* [PROBLEM TO WORK ON]:
Every record should be written out exactly, with the pictures left out.

* [GIVEN DATA]:
"""
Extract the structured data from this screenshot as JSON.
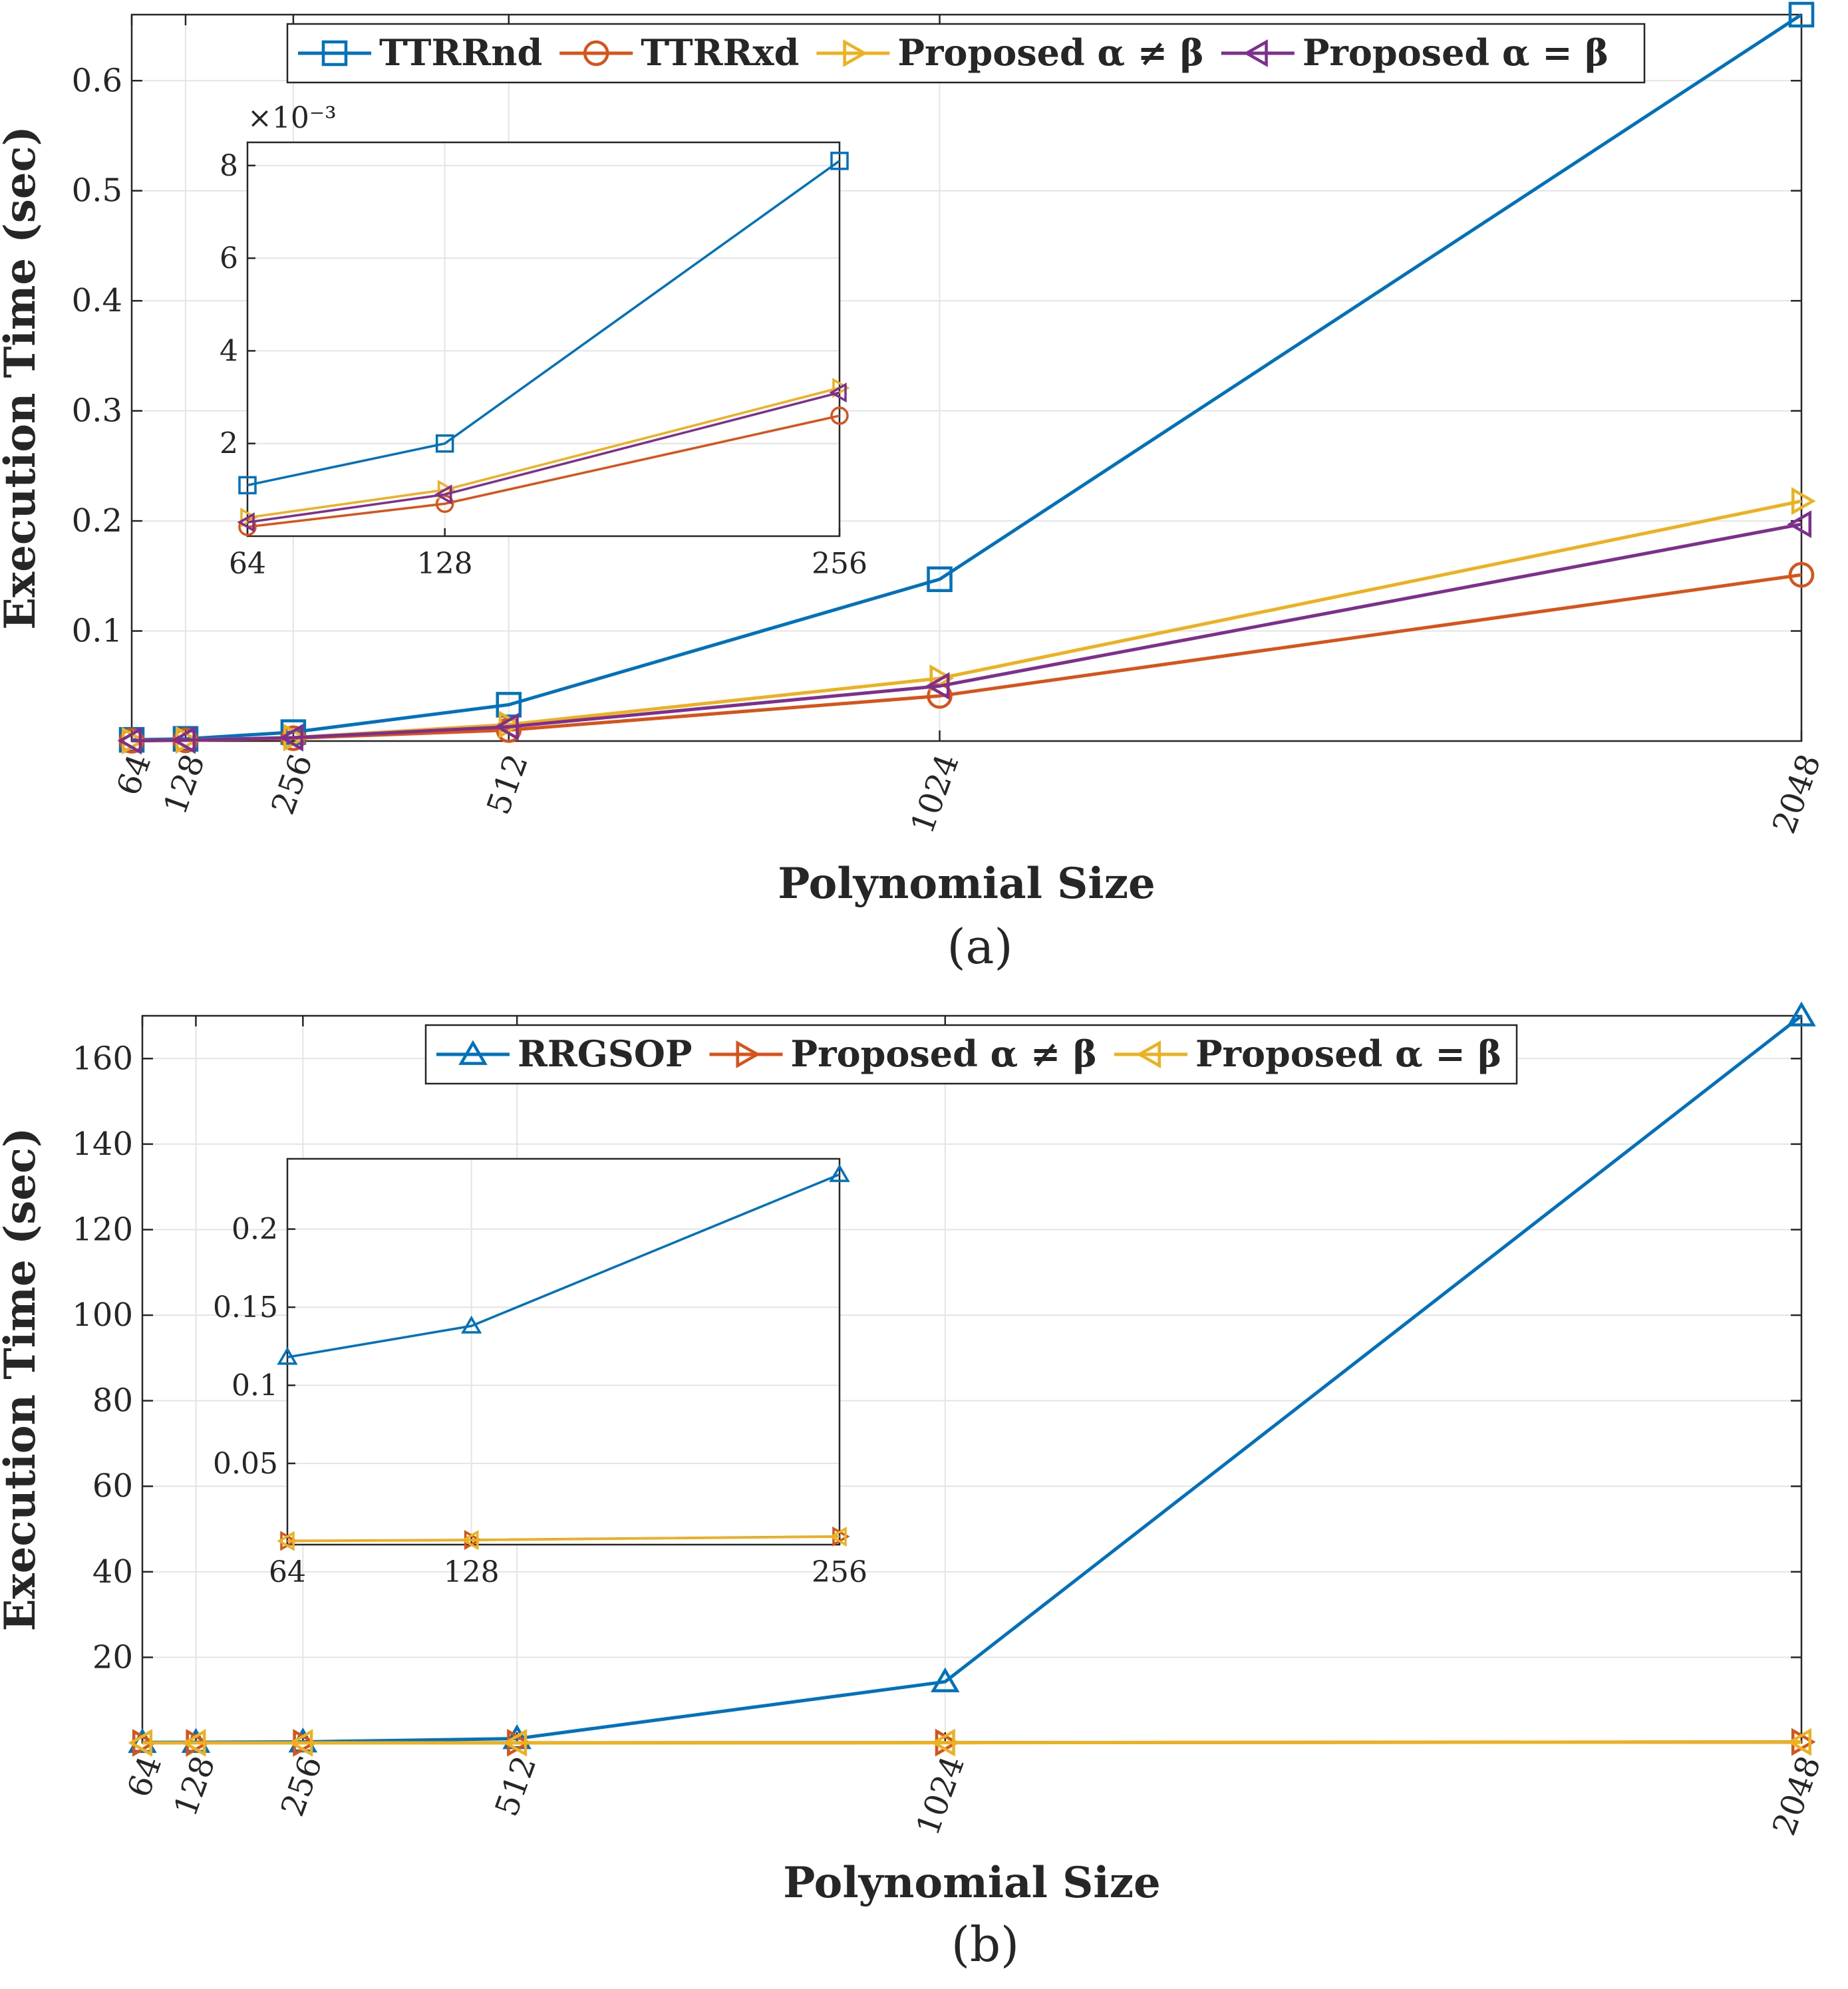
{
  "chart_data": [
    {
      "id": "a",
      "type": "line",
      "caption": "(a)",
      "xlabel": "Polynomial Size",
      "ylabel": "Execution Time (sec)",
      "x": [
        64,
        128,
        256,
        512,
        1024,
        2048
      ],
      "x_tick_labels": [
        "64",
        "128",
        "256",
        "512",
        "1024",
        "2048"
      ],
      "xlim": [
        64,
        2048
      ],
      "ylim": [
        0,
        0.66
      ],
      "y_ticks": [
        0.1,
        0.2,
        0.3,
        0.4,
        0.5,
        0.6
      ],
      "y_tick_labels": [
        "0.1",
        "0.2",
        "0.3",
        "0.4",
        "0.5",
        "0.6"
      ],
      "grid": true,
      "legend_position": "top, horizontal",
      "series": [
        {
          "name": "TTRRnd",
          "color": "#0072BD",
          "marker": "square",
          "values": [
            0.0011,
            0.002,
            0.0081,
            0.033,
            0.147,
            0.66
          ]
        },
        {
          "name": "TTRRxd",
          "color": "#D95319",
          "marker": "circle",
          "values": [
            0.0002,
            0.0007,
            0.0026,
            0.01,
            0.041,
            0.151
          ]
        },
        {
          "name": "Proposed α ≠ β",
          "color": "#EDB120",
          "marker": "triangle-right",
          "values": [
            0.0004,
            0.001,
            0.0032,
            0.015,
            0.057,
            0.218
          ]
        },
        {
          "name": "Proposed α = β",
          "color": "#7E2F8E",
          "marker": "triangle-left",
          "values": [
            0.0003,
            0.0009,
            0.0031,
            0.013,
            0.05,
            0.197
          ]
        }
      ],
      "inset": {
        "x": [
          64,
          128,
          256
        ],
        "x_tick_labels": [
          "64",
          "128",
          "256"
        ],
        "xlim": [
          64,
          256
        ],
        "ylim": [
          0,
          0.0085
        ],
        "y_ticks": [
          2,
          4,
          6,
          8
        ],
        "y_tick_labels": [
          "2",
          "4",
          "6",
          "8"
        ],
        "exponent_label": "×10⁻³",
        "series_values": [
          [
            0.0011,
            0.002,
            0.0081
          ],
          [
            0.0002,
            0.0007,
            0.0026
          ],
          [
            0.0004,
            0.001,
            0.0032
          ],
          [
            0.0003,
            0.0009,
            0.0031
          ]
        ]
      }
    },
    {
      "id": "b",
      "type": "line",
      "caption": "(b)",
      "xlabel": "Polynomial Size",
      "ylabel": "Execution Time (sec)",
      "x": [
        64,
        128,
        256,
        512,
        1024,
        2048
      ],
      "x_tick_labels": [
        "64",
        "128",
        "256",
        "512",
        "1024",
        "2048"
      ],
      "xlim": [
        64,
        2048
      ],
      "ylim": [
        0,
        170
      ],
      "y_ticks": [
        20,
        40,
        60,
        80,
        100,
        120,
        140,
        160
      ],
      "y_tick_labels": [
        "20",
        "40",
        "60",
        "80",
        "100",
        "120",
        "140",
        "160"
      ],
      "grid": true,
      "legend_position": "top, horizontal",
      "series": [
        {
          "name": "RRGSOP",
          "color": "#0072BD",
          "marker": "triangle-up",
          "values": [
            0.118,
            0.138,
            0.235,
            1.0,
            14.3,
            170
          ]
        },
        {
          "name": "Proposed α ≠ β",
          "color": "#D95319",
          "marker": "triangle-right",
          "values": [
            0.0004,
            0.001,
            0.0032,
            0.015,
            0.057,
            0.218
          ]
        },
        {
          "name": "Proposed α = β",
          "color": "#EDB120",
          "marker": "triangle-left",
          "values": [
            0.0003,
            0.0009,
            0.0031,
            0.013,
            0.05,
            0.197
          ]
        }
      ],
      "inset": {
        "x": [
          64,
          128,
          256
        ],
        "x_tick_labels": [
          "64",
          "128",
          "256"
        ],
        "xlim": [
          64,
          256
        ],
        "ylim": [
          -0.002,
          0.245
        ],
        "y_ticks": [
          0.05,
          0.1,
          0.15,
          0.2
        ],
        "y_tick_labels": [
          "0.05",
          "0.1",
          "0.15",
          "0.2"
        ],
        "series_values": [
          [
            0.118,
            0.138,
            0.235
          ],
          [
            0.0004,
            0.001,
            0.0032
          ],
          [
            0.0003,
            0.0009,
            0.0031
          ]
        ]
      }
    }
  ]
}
"""
* [COMPLETED TASK]:
Extract the structured data from this screenshot as JSON.
{
  "chart_data": [
    {
      "id": "a",
      "type": "line",
      "caption": "(a)",
      "xlabel": "Polynomial Size",
      "ylabel": "Execution Time (sec)",
      "x": [
        64,
        128,
        256,
        512,
        1024,
        2048
      ],
      "x_tick_labels": [
        "64",
        "128",
        "256",
        "512",
        "1024",
        "2048"
      ],
      "xlim": [
        64,
        2048
      ],
      "ylim": [
        0,
        0.66
      ],
      "y_ticks": [
        0.1,
        0.2,
        0.3,
        0.4,
        0.5,
        0.6
      ],
      "y_tick_labels": [
        "0.1",
        "0.2",
        "0.3",
        "0.4",
        "0.5",
        "0.6"
      ],
      "grid": true,
      "legend_position": "top, horizontal",
      "series": [
        {
          "name": "TTRRnd",
          "color": "#0072BD",
          "marker": "square",
          "values": [
            0.0011,
            0.002,
            0.0081,
            0.033,
            0.147,
            0.66
          ]
        },
        {
          "name": "TTRRxd",
          "color": "#D95319",
          "marker": "circle",
          "values": [
            0.0002,
            0.0007,
            0.0026,
            0.01,
            0.041,
            0.151
          ]
        },
        {
          "name": "Proposed α ≠ β",
          "color": "#EDB120",
          "marker": "triangle-right",
          "values": [
            0.0004,
            0.001,
            0.0032,
            0.015,
            0.057,
            0.218
          ]
        },
        {
          "name": "Proposed α = β",
          "color": "#7E2F8E",
          "marker": "triangle-left",
          "values": [
            0.0003,
            0.0009,
            0.0031,
            0.013,
            0.05,
            0.197
          ]
        }
      ],
      "inset": {
        "x": [
          64,
          128,
          256
        ],
        "x_tick_labels": [
          "64",
          "128",
          "256"
        ],
        "xlim": [
          64,
          256
        ],
        "ylim": [
          0,
          0.0085
        ],
        "y_ticks": [
          2,
          4,
          6,
          8
        ],
        "y_tick_labels": [
          "2",
          "4",
          "6",
          "8"
        ],
        "exponent_label": "×10⁻³",
        "series_values": [
          [
            0.0011,
            0.002,
            0.0081
          ],
          [
            0.0002,
            0.0007,
            0.0026
          ],
          [
            0.0004,
            0.001,
            0.0032
          ],
          [
            0.0003,
            0.0009,
            0.0031
          ]
        ]
      }
    },
    {
      "id": "b",
      "type": "line",
      "caption": "(b)",
      "xlabel": "Polynomial Size",
      "ylabel": "Execution Time (sec)",
      "x": [
        64,
        128,
        256,
        512,
        1024,
        2048
      ],
      "x_tick_labels": [
        "64",
        "128",
        "256",
        "512",
        "1024",
        "2048"
      ],
      "xlim": [
        64,
        2048
      ],
      "ylim": [
        0,
        170
      ],
      "y_ticks": [
        20,
        40,
        60,
        80,
        100,
        120,
        140,
        160
      ],
      "y_tick_labels": [
        "20",
        "40",
        "60",
        "80",
        "100",
        "120",
        "140",
        "160"
      ],
      "grid": true,
      "legend_position": "top, horizontal",
      "series": [
        {
          "name": "RRGSOP",
          "color": "#0072BD",
          "marker": "triangle-up",
          "values": [
            0.118,
            0.138,
            0.235,
            1.0,
            14.3,
            170
          ]
        },
        {
          "name": "Proposed α ≠ β",
          "color": "#D95319",
          "marker": "triangle-right",
          "values": [
            0.0004,
            0.001,
            0.0032,
            0.015,
            0.057,
            0.218
          ]
        },
        {
          "name": "Proposed α = β",
          "color": "#EDB120",
          "marker": "triangle-left",
          "values": [
            0.0003,
            0.0009,
            0.0031,
            0.013,
            0.05,
            0.197
          ]
        }
      ],
      "inset": {
        "x": [
          64,
          128,
          256
        ],
        "x_tick_labels": [
          "64",
          "128",
          "256"
        ],
        "xlim": [
          64,
          256
        ],
        "ylim": [
          -0.002,
          0.245
        ],
        "y_ticks": [
          0.05,
          0.1,
          0.15,
          0.2
        ],
        "y_tick_labels": [
          "0.05",
          "0.1",
          "0.15",
          "0.2"
        ],
        "series_values": [
          [
            0.118,
            0.138,
            0.235
          ],
          [
            0.0004,
            0.001,
            0.0032
          ],
          [
            0.0003,
            0.0009,
            0.0031
          ]
        ]
      }
    }
  ]
}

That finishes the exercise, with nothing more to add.